─── Entries provided

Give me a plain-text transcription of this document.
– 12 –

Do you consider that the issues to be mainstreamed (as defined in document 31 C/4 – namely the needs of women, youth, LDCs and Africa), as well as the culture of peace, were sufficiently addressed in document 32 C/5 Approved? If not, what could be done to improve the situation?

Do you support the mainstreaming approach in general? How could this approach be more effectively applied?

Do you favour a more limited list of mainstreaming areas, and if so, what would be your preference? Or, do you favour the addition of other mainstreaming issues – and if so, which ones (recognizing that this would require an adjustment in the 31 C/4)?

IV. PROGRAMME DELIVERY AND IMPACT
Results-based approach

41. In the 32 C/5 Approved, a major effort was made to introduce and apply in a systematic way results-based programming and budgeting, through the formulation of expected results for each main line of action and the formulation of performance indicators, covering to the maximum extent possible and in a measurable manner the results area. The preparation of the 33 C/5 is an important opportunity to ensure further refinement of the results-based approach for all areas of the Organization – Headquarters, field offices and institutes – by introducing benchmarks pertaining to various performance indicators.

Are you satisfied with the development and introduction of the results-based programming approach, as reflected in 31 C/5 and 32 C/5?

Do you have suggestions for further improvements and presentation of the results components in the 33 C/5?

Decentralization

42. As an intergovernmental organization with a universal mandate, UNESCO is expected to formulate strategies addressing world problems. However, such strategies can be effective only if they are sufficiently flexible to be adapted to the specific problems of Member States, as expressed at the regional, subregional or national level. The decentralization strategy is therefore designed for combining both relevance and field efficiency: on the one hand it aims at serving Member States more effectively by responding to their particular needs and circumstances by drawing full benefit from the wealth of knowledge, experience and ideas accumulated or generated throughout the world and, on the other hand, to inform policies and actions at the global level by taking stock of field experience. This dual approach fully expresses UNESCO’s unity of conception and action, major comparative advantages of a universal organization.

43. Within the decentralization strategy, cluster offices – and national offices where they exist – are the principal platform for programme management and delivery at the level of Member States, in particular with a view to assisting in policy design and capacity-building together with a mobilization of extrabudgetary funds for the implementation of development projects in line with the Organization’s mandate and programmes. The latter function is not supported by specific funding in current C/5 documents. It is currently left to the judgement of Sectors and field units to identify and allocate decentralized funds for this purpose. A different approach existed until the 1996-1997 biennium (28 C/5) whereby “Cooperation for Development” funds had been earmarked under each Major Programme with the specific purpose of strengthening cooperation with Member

──────

- _What the task requires_:
Look through the material above and pick out each line holding the word "issues".

- _Response_:
Do you consider that the issues to be mainstreamed (as defined in document 31 C/4 – namely the needs of women, youth, LDCs and Africa), as well as the culture of peace, were sufficiently addressed in document 32 C/5 Approved? If not, what could be done to improve the situation?
Do you favour a more limited list of mainstreaming areas, and if so, what would be your preference? Or, do you favour the addition of other mainstreaming issues – and if so, which ones (recognizing that this would require an adjustment in the 31 C/4)?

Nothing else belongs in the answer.